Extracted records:
------------

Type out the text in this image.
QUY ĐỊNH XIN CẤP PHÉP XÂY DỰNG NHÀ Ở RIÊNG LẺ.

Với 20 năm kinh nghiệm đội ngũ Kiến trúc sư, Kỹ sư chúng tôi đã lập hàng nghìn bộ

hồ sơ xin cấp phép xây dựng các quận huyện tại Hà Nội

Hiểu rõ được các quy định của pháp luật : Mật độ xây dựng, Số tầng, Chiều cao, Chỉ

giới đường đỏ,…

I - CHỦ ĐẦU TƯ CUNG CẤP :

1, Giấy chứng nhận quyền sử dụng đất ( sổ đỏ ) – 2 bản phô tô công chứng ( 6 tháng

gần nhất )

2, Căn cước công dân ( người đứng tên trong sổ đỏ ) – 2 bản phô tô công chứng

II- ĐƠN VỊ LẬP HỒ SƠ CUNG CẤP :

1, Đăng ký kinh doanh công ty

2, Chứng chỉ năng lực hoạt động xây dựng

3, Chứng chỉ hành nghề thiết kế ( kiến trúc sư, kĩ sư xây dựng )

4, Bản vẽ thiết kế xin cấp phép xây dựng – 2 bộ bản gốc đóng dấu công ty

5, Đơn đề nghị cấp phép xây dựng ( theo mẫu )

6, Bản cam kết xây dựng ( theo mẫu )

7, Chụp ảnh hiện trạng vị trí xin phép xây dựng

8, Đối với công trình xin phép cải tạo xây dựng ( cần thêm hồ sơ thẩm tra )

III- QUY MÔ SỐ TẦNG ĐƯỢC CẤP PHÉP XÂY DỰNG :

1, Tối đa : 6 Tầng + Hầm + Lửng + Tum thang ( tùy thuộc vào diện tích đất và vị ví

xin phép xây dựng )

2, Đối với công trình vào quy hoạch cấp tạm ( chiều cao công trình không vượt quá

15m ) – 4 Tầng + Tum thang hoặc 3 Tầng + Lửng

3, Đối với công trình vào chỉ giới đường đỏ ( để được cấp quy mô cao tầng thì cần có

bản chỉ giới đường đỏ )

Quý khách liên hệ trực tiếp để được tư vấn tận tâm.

------------

## REQUEST
Check each line above for the word "trúc" and say how many have it, with nothing else.

## EXERCISE OUTPUT
2